[Given problem] Each line below must be set down exactly; omit any image you find.

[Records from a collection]
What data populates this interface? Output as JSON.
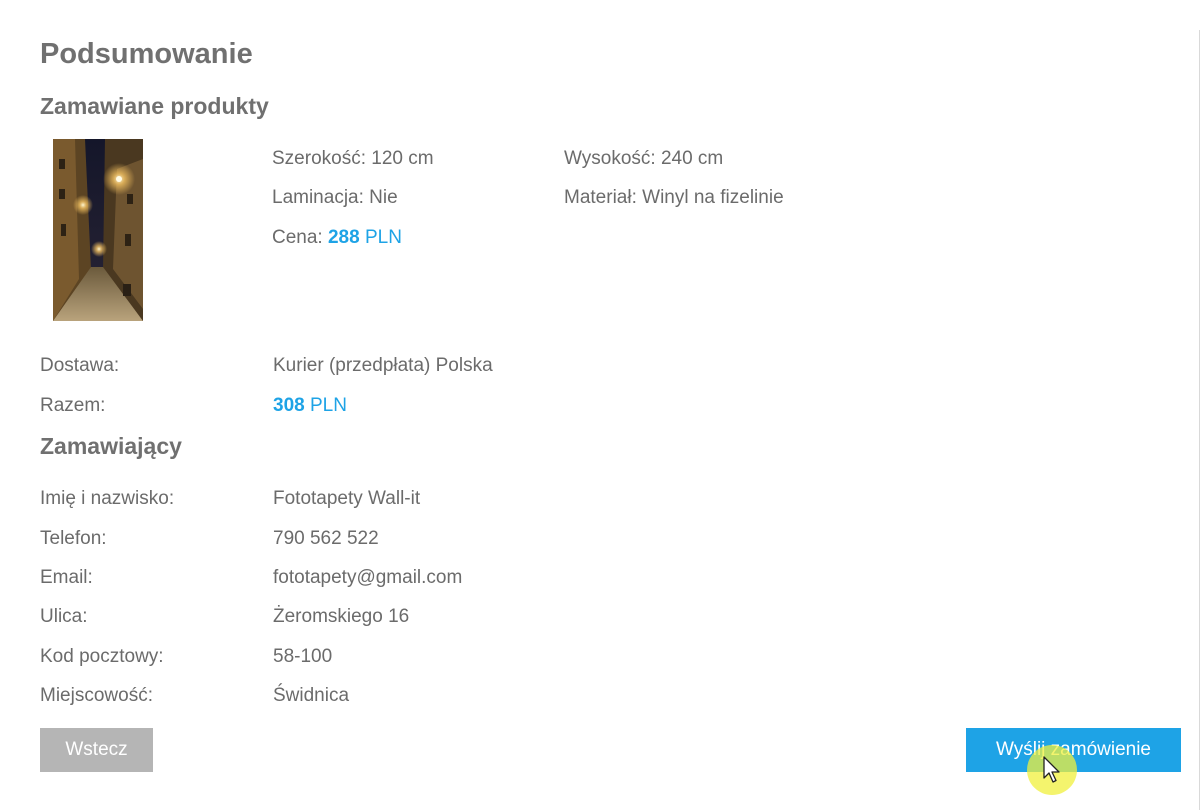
{
  "page_title": "Podsumowanie",
  "products_heading": "Zamawiane produkty",
  "product": {
    "image_icon": "wallpaper-thumbnail-night-alley",
    "width_text": "Szerokość: 120 cm",
    "height_text": "Wysokość: 240 cm",
    "lamination_text": "Laminacja: Nie",
    "material_text": "Materiał: Winyl na fizelinie",
    "price_label": "Cena:",
    "price_value": "288",
    "price_currency": "PLN"
  },
  "delivery": {
    "label": "Dostawa:",
    "value": "Kurier (przedpłata) Polska"
  },
  "total": {
    "label": "Razem:",
    "value": "308",
    "currency": "PLN"
  },
  "customer_heading": "Zamawiający",
  "customer": {
    "name_label": "Imię i nazwisko:",
    "name_value": "Fototapety Wall-it",
    "phone_label": "Telefon:",
    "phone_value": "790 562 522",
    "email_label": "Email:",
    "email_value": "fototapety@gmail.com",
    "street_label": "Ulica:",
    "street_value": "Żeromskiego 16",
    "postal_label": "Kod pocztowy:",
    "postal_value": "58-100",
    "city_label": "Miejscowość:",
    "city_value": "Świdnica"
  },
  "buttons": {
    "back_label": "Wstecz",
    "send_label": "Wyślij zamówienie"
  },
  "colors": {
    "accent": "#1ea3e6",
    "back_button": "#b5b5b5",
    "text": "#6b6b6b",
    "heading": "#707070"
  }
}
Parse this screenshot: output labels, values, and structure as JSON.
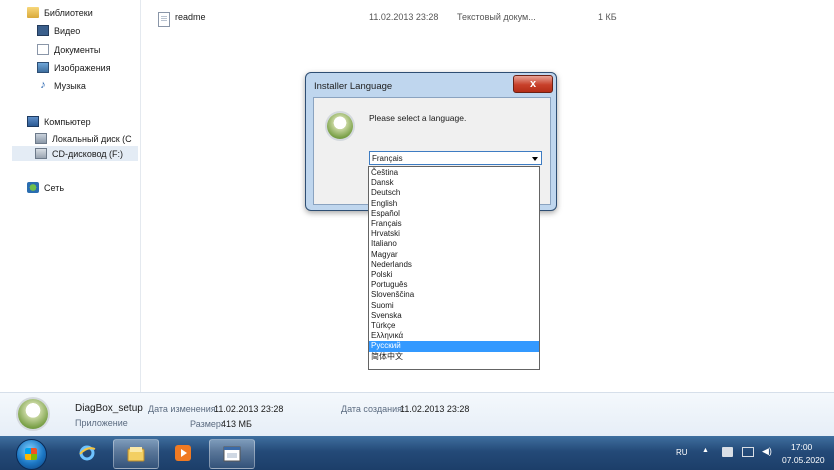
{
  "sidebar": {
    "items": [
      {
        "label": "Библиотеки",
        "icon": "libraries-icon"
      },
      {
        "label": "Видео",
        "icon": "video-icon"
      },
      {
        "label": "Документы",
        "icon": "documents-icon"
      },
      {
        "label": "Изображения",
        "icon": "pictures-icon"
      },
      {
        "label": "Музыка",
        "icon": "music-icon"
      },
      {
        "label": "Компьютер",
        "icon": "computer-icon"
      },
      {
        "label": "Локальный диск (C",
        "icon": "local-disk-icon"
      },
      {
        "label": "CD-дисковод (F:)",
        "icon": "cd-drive-icon",
        "selected": true
      },
      {
        "label": "Сеть",
        "icon": "network-icon"
      }
    ]
  },
  "file_list": {
    "row": {
      "name": "readme",
      "date": "11.02.2013 23:28",
      "type": "Текстовый докум...",
      "size": "1 КБ"
    }
  },
  "details": {
    "name": "DiagBox_setup",
    "kind": "Приложение",
    "modified_label": "Дата изменения:",
    "modified_value": "11.02.2013 23:28",
    "created_label": "Дата создания:",
    "created_value": "11.02.2013 23:28",
    "size_label": "Размер:",
    "size_value": "413 МБ"
  },
  "dialog": {
    "title": "Installer Language",
    "close_label": "x",
    "prompt": "Please select a language.",
    "selected": "Français",
    "options": [
      "Čeština",
      "Dansk",
      "Deutsch",
      "English",
      "Español",
      "Français",
      "Hrvatski",
      "Italiano",
      "Magyar",
      "Nederlands",
      "Polski",
      "Português",
      "Slovenščina",
      "Suomi",
      "Svenska",
      "Türkçe",
      "Ελληνικά",
      "Русский",
      "简体中文"
    ],
    "highlighted": "Русский"
  },
  "taskbar": {
    "buttons": [
      "start-button",
      "internet-explorer-icon",
      "explorer-folder-icon",
      "media-player-icon",
      "installer-window-icon"
    ],
    "language": "RU",
    "time": "17:00",
    "date": "07.05.2020"
  },
  "colors": {
    "taskbar": "#244a78",
    "dialog_frame": "#bfd6ee",
    "highlight": "#3399ff",
    "close_button": "#c8402a"
  }
}
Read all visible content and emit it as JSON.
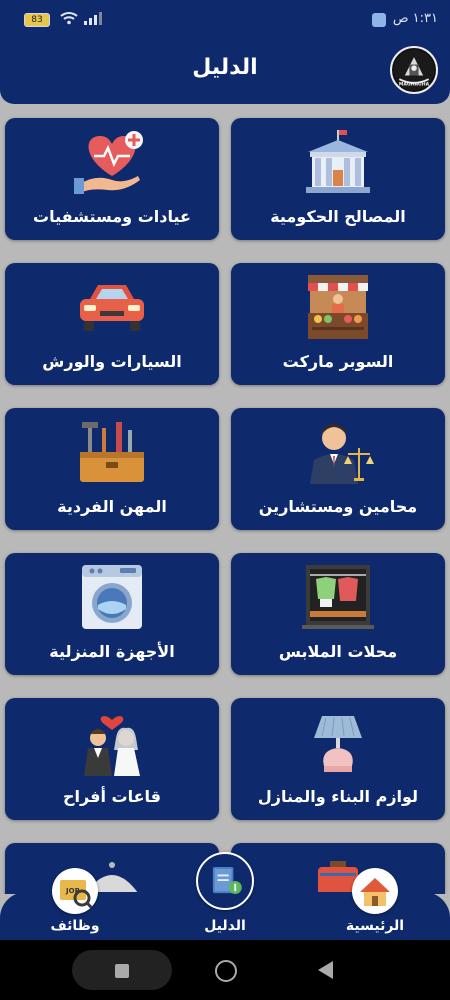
{
  "status_bar": {
    "time": "١:٣١ ص",
    "battery": "83"
  },
  "header": {
    "title": "الدليل",
    "logo_text": "MAGHAGHA"
  },
  "cards": [
    {
      "label": "المصالح الحكومية",
      "icon": "government-building-icon"
    },
    {
      "label": "عيادات ومستشفيات",
      "icon": "heart-hand-icon"
    },
    {
      "label": "السوبر ماركت",
      "icon": "market-stall-icon"
    },
    {
      "label": "السيارات والورش",
      "icon": "car-icon"
    },
    {
      "label": "محامين ومستشارين",
      "icon": "lawyer-scales-icon"
    },
    {
      "label": "المهن الفردية",
      "icon": "toolbox-icon"
    },
    {
      "label": "محلات الملابس",
      "icon": "clothes-rack-icon"
    },
    {
      "label": "الأجهزة المنزلية",
      "icon": "washing-machine-icon"
    },
    {
      "label": "لوازم البناء والمنازل",
      "icon": "lamp-icon"
    },
    {
      "label": "قاعات أفراح",
      "icon": "wedding-couple-icon"
    },
    {
      "label": "",
      "icon": "suitcase-icon"
    },
    {
      "label": "",
      "icon": "dish-cover-icon"
    }
  ],
  "bottom_nav": {
    "home": "الرئيسية",
    "guide": "الدليل",
    "jobs": "وظائف"
  },
  "colors": {
    "primary": "#0e2a6d",
    "background": "#b9b9b9"
  }
}
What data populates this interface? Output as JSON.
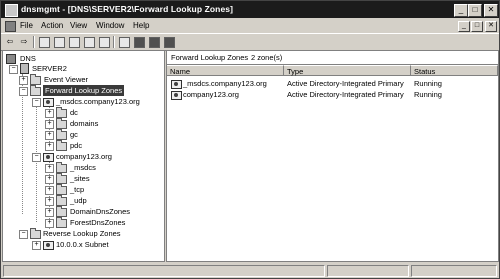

[Solution for this task]
What data populates this interface? Output as JSON.
{
  "page_title": "Podsumowanie",
  "products_heading": "Zamawiane produkty",
  "product": {
    "image_icon": "wallpaper-thumbnail-night-alley",
    "width_text": "Szerokość: 120 cm",
    "height_text": "Wysokość: 240 cm",
    "lamination_text": "Laminacja: Nie",
    "material_text": "Materiał: Winyl na fizelinie",
    "price_label": "Cena:",
    "price_value": "288",
    "price_currency": "PLN"
  },
  "delivery": {
    "label": "Dostawa:",
    "value": "Kurier (przedpłata) Polska"
  },
  "total": {
    "label": "Razem:",
    "value": "308",
    "currency": "PLN"
  },
  "customer_heading": "Zamawiający",
  "customer": {
    "name_label": "Imię i nazwisko:",
    "name_value": "Fototapety Wall-it",
    "phone_label": "Telefon:",
    "phone_value": "790 562 522",
    "email_label": "Email:",
    "email_value": "fototapety@gmail.com",
    "street_label": "Ulica:",
    "street_value": "Żeromskiego 16",
    "postal_label": "Kod pocztowy:",
    "postal_value": "58-100",
    "city_label": "Miejscowość:",
    "city_value": "Świdnica"
  },
  "buttons": {
    "back_label": "Wstecz",
    "send_label": "Wyślij zamówienie"
  },
  "colors": {
    "accent": "#1ea3e6",
    "back_button": "#b5b5b5",
    "text": "#6b6b6b",
    "heading": "#707070"
  }
}
Parse this screenshot: output labels, values, and structure as JSON.
{
  "sidebar": {
    "items": [
      {
        "label": "Библиотеки",
        "icon": "libraries-icon"
      },
      {
        "label": "Видео",
        "icon": "video-icon"
      },
      {
        "label": "Документы",
        "icon": "documents-icon"
      },
      {
        "label": "Изображения",
        "icon": "pictures-icon"
      },
      {
        "label": "Музыка",
        "icon": "music-icon"
      },
      {
        "label": "Компьютер",
        "icon": "computer-icon"
      },
      {
        "label": "Локальный диск (C",
        "icon": "local-disk-icon"
      },
      {
        "label": "CD-дисковод (F:)",
        "icon": "cd-drive-icon",
        "selected": true
      },
      {
        "label": "Сеть",
        "icon": "network-icon"
      }
    ]
  },
  "file_list": {
    "row": {
      "name": "readme",
      "date": "11.02.2013 23:28",
      "type": "Текстовый докум...",
      "size": "1 КБ"
    }
  },
  "details": {
    "name": "DiagBox_setup",
    "kind": "Приложение",
    "modified_label": "Дата изменения:",
    "modified_value": "11.02.2013 23:28",
    "created_label": "Дата создания:",
    "created_value": "11.02.2013 23:28",
    "size_label": "Размер:",
    "size_value": "413 МБ"
  },
  "dialog": {
    "title": "Installer Language",
    "close_label": "x",
    "prompt": "Please select a language.",
    "selected": "Français",
    "options": [
      "Čeština",
      "Dansk",
      "Deutsch",
      "English",
      "Español",
      "Français",
      "Hrvatski",
      "Italiano",
      "Magyar",
      "Nederlands",
      "Polski",
      "Português",
      "Slovenščina",
      "Suomi",
      "Svenska",
      "Türkçe",
      "Ελληνικά",
      "Русский",
      "简体中文"
    ],
    "highlighted": "Русский"
  },
  "taskbar": {
    "buttons": [
      "start-button",
      "internet-explorer-icon",
      "explorer-folder-icon",
      "media-player-icon",
      "installer-window-icon"
    ],
    "language": "RU",
    "time": "17:00",
    "date": "07.05.2020"
  },
  "colors": {
    "taskbar": "#244a78",
    "dialog_frame": "#bfd6ee",
    "highlight": "#3399ff",
    "close_button": "#c8402a"
  }
}
Read all visible content and emit it as JSON.
{
  "status_bar": {
    "time": "١:٣١ ص",
    "battery": "83"
  },
  "header": {
    "title": "الدليل",
    "logo_text": "MAGHAGHA"
  },
  "cards": [
    {
      "label": "المصالح الحكومية",
      "icon": "government-building-icon"
    },
    {
      "label": "عيادات ومستشفيات",
      "icon": "heart-hand-icon"
    },
    {
      "label": "السوبر ماركت",
      "icon": "market-stall-icon"
    },
    {
      "label": "السيارات والورش",
      "icon": "car-icon"
    },
    {
      "label": "محامين ومستشارين",
      "icon": "lawyer-scales-icon"
    },
    {
      "label": "المهن الفردية",
      "icon": "toolbox-icon"
    },
    {
      "label": "محلات الملابس",
      "icon": "clothes-rack-icon"
    },
    {
      "label": "الأجهزة المنزلية",
      "icon": "washing-machine-icon"
    },
    {
      "label": "لوازم البناء والمنازل",
      "icon": "lamp-icon"
    },
    {
      "label": "قاعات أفراح",
      "icon": "wedding-couple-icon"
    },
    {
      "label": "",
      "icon": "suitcase-icon"
    },
    {
      "label": "",
      "icon": "dish-cover-icon"
    }
  ],
  "bottom_nav": {
    "home": "الرئيسية",
    "guide": "الدليل",
    "jobs": "وظائف"
  },
  "colors": {
    "primary": "#0e2a6d",
    "background": "#b9b9b9"
  }
}
What data populates this interface? Output as JSON.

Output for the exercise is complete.